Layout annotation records
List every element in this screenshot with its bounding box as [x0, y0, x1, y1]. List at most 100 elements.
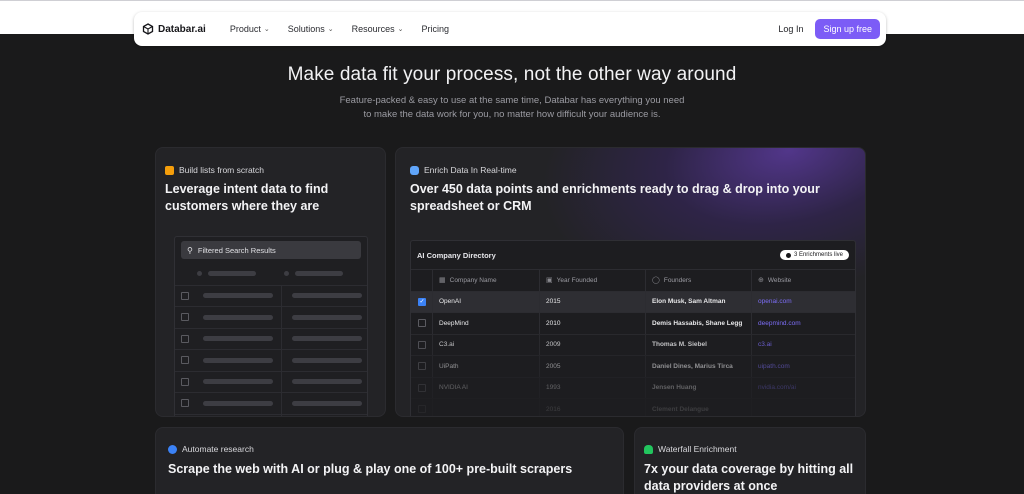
row-checkbox[interactable]	[181, 313, 189, 322]
filtered-results-table: ⚲ Filtered Search Results	[174, 236, 368, 416]
website-link[interactable]: c3.ai	[752, 335, 855, 356]
row-placeholder	[292, 357, 362, 363]
row-placeholder	[203, 357, 273, 363]
table-row[interactable]: C3.ai 2009 Thomas M. Siebel c3.ai	[411, 333, 855, 356]
row-checkbox[interactable]	[417, 297, 426, 306]
nav-resources[interactable]: Resources ⌄	[352, 24, 404, 34]
row-checkbox[interactable]	[181, 291, 189, 300]
row-placeholder	[203, 400, 273, 406]
card-tag-label: Enrich Data In Real-time	[424, 165, 517, 175]
row-checkbox[interactable]	[417, 340, 426, 349]
year-founded-cell: 2010	[540, 313, 646, 334]
list-item[interactable]	[175, 413, 367, 416]
filtered-search-bar[interactable]: ⚲ Filtered Search Results	[181, 241, 361, 259]
card-title-line1: Leverage intent data to find	[165, 182, 329, 196]
row-placeholder	[292, 314, 362, 320]
hero-subtitle-line2: to make the data work for you, no matter…	[363, 109, 661, 120]
brand-logo[interactable]: Databar.ai	[142, 23, 206, 35]
card-tag: Enrich Data In Real-time	[410, 165, 517, 175]
database-icon	[410, 165, 419, 175]
list-item[interactable]	[175, 349, 367, 371]
table-row[interactable]: NVIDIA AI 1993 Jensen Huang nvidia.com/a…	[411, 376, 855, 399]
chevron-down-icon: ⌄	[263, 26, 270, 33]
row-placeholder	[203, 336, 273, 342]
website-link[interactable]: uipath.com	[752, 356, 855, 377]
table-row[interactable]: DeepMind 2010 Demis Hassabis, Shane Legg…	[411, 312, 855, 334]
col-founders[interactable]: ◯ Founders	[646, 270, 752, 291]
row-checkbox[interactable]	[417, 383, 426, 392]
list-item[interactable]	[175, 306, 367, 328]
card-automate-research: Automate research Scrape the web with AI…	[155, 427, 624, 494]
col-year-founded[interactable]: ▣ Year Founded	[540, 270, 646, 291]
header-placeholder	[208, 271, 256, 277]
row-checkbox[interactable]	[417, 362, 426, 371]
nav-solutions-label: Solutions	[287, 24, 325, 34]
founders-cell: Clement Delangue	[646, 399, 752, 416]
nav-product[interactable]: Product ⌄	[230, 24, 270, 34]
year-founded-cell: 1993	[540, 377, 646, 398]
card-title-line2: spreadsheet or CRM	[410, 199, 532, 213]
table-row[interactable]: 2016 Clement Delangue	[411, 398, 855, 416]
card-title: Scrape the web with AI or plug & play on…	[168, 462, 573, 476]
header-dot	[197, 271, 202, 277]
company-directory-table: AI Company Directory 3 Enrichments live …	[410, 240, 856, 416]
website-link[interactable]	[752, 399, 855, 416]
website-link[interactable]: openai.com	[752, 292, 855, 313]
company-name-cell: UiPath	[433, 356, 540, 377]
col-website-label: Website	[767, 276, 792, 284]
row-checkbox[interactable]	[181, 356, 189, 365]
list-item[interactable]	[175, 327, 367, 349]
card-build-lists: Build lists from scratch Leverage intent…	[155, 147, 386, 417]
list-item[interactable]	[175, 284, 367, 306]
column-divider	[281, 285, 282, 306]
calendar-icon: ▣	[546, 277, 553, 285]
header-dot	[284, 271, 289, 277]
col-company-name[interactable]: ▦ Company Name	[433, 270, 540, 291]
column-divider	[281, 371, 282, 392]
founders-cell: Jensen Huang	[646, 377, 752, 398]
nav-links: Product ⌄ Solutions ⌄ Resources ⌄ Pricing	[230, 24, 449, 34]
card-tag: Waterfall Enrichment	[644, 444, 737, 454]
row-checkbox[interactable]	[417, 319, 426, 328]
login-link[interactable]: Log In	[778, 24, 803, 34]
building-icon: ▦	[439, 277, 446, 285]
company-name-cell: NVIDIA AI	[433, 377, 540, 398]
nav-pricing[interactable]: Pricing	[422, 24, 450, 34]
website-link[interactable]: nvidia.com/ai	[752, 378, 855, 399]
col-founders-label: Founders	[663, 276, 692, 284]
company-name-cell: DeepMind	[433, 313, 540, 334]
company-name-cell: OpenAI	[433, 291, 540, 312]
website-link[interactable]: deepmind.com	[752, 313, 855, 334]
row-select-cell	[411, 291, 433, 312]
nav-solutions[interactable]: Solutions ⌄	[288, 24, 334, 34]
row-select-cell	[411, 334, 433, 355]
row-checkbox[interactable]	[181, 377, 189, 386]
list-item[interactable]	[175, 370, 367, 392]
list-item[interactable]	[175, 392, 367, 414]
row-placeholder	[292, 336, 362, 342]
col-website[interactable]: ⊕ Website	[752, 270, 855, 291]
col-year-founded-label: Year Founded	[556, 276, 598, 284]
signup-button[interactable]: Sign up free	[815, 19, 880, 39]
table-row[interactable]: OpenAI 2015 Elon Musk, Sam Altman openai…	[411, 290, 855, 313]
table-title: AI Company Directory	[417, 250, 496, 260]
brand-name: Databar.ai	[158, 23, 206, 35]
founders-cell: Demis Hassabis, Shane Legg	[646, 313, 752, 334]
card-title: 7x your data coverage by hitting all dat…	[644, 461, 862, 494]
column-divider	[281, 393, 282, 414]
founders-cell: Thomas M. Siebel	[646, 334, 752, 355]
column-divider	[281, 328, 282, 349]
hero-subtitle: Feature-packed & easy to use at the same…	[312, 94, 712, 122]
chevron-down-icon: ⌄	[327, 26, 334, 33]
nav-actions: Log In Sign up free	[778, 19, 880, 39]
card-enrich-data: Enrich Data In Real-time Over 450 data p…	[395, 147, 866, 417]
row-checkbox[interactable]	[181, 334, 189, 343]
table-row[interactable]: UiPath 2005 Daniel Dines, Marius Tirca u…	[411, 355, 855, 377]
company-name-cell	[433, 399, 540, 416]
globe-icon: ⊕	[758, 277, 764, 285]
card-title: Over 450 data points and enrichments rea…	[410, 181, 850, 215]
row-checkbox[interactable]	[417, 405, 426, 414]
nav-resources-label: Resources	[351, 24, 395, 34]
row-select-cell	[411, 377, 433, 398]
row-checkbox[interactable]	[181, 399, 189, 408]
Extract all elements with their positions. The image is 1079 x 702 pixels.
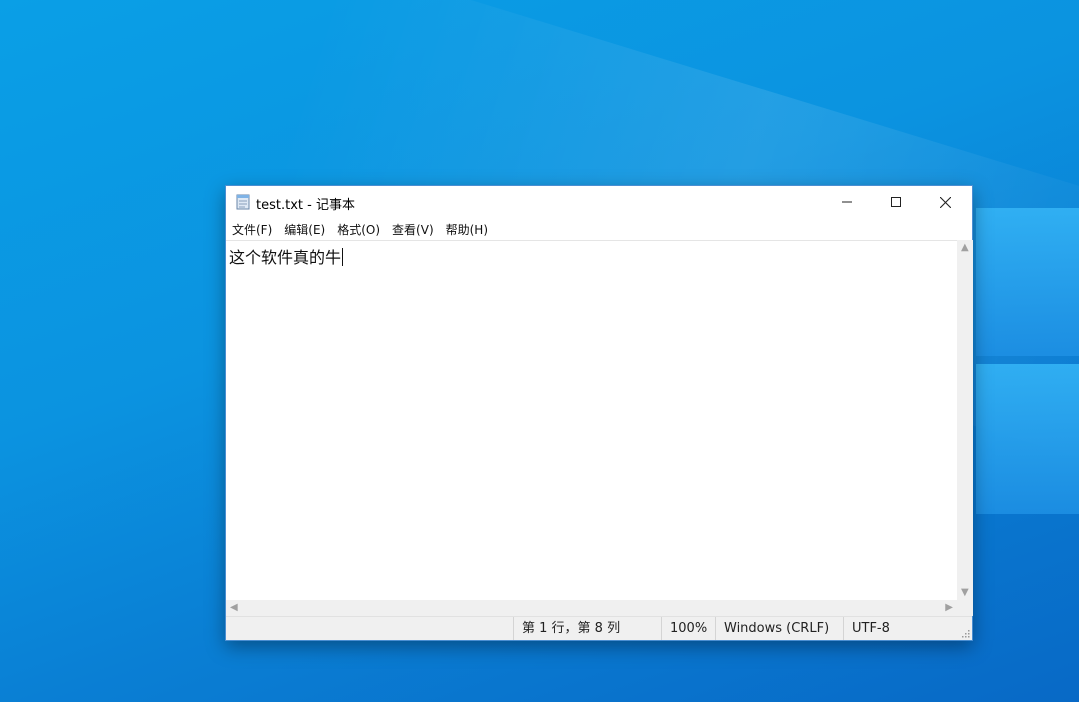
menu-edit[interactable]: 编辑(E) (278, 221, 331, 238)
scroll-up-icon[interactable]: ▲ (961, 242, 969, 253)
editor-content[interactable]: 这个软件真的牛 (229, 244, 344, 268)
scrollbar-corner (957, 600, 973, 616)
menu-format[interactable]: 格式(O) (331, 221, 386, 238)
menu-file[interactable]: 文件(F) (226, 221, 278, 238)
vertical-scrollbar[interactable]: ▲ ▼ (957, 240, 973, 600)
resize-grip-icon[interactable] (960, 628, 970, 638)
close-icon (939, 196, 951, 208)
maximize-button[interactable] (873, 186, 919, 218)
status-encoding: UTF-8 (843, 617, 912, 640)
status-bar: 第 1 行，第 8 列 100% Windows (CRLF) UTF-8 (226, 616, 972, 640)
editor-text: 这个软件真的牛 (229, 248, 342, 267)
windows-logo-pane (976, 364, 1079, 514)
text-caret (342, 248, 344, 266)
horizontal-scrollbar[interactable]: ◀ ▶ (226, 600, 957, 616)
window-title: test.txt - 记事本 (256, 198, 355, 213)
minimize-icon (842, 201, 852, 203)
maximize-icon (891, 197, 901, 207)
title-bar[interactable]: test.txt - 记事本 (226, 186, 972, 218)
notepad-window: test.txt - 记事本 文件(F) 编辑(E) 格式(O) 查看(V) 帮… (225, 185, 973, 641)
scroll-left-icon[interactable]: ◀ (230, 602, 238, 613)
status-line-ending: Windows (CRLF) (715, 617, 844, 640)
close-button[interactable] (922, 186, 968, 218)
menu-bar: 文件(F) 编辑(E) 格式(O) 查看(V) 帮助(H) (226, 218, 972, 240)
scroll-right-icon[interactable]: ▶ (945, 602, 953, 613)
minimize-button[interactable] (824, 186, 870, 218)
windows-logo-pane (976, 208, 1079, 356)
status-cursor-position: 第 1 行，第 8 列 (513, 617, 662, 640)
scroll-down-icon[interactable]: ▼ (961, 587, 969, 598)
menu-view[interactable]: 查看(V) (386, 221, 440, 238)
text-editor[interactable]: 这个软件真的牛 (226, 240, 957, 600)
menu-help[interactable]: 帮助(H) (440, 221, 494, 238)
notepad-icon (236, 194, 250, 210)
status-zoom: 100% (661, 617, 716, 640)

Given exercise: Copy the lines from the one containing "313, 189, 322]" up to and including the one containing "hero-subtitle-line2: to make", character for character.

Response below:
row-checkbox[interactable]	[181, 313, 189, 322]
filtered-results-table: ⚲ Filtered Search Results	[174, 236, 368, 416]
website-link[interactable]: c3.ai	[752, 335, 855, 356]
row-placeholder	[292, 357, 362, 363]
row-placeholder	[203, 357, 273, 363]
table-row[interactable]: C3.ai 2009 Thomas M. Siebel c3.ai	[411, 333, 855, 356]
row-checkbox[interactable]	[417, 297, 426, 306]
nav-resources[interactable]: Resources ⌄	[352, 24, 404, 34]
row-checkbox[interactable]	[181, 291, 189, 300]
row-placeholder	[203, 400, 273, 406]
card-tag-label: Enrich Data In Real-time	[424, 165, 517, 175]
row-checkbox[interactable]	[417, 340, 426, 349]
year-founded-cell: 2010	[540, 313, 646, 334]
list-item[interactable]	[175, 413, 367, 416]
filtered-search-bar[interactable]: ⚲ Filtered Search Results	[181, 241, 361, 259]
card-title-line1: Leverage intent data to find	[165, 182, 329, 196]
row-placeholder	[292, 314, 362, 320]
hero-subtitle-line2: to make the data work for you, no matter…	[363, 109, 661, 120]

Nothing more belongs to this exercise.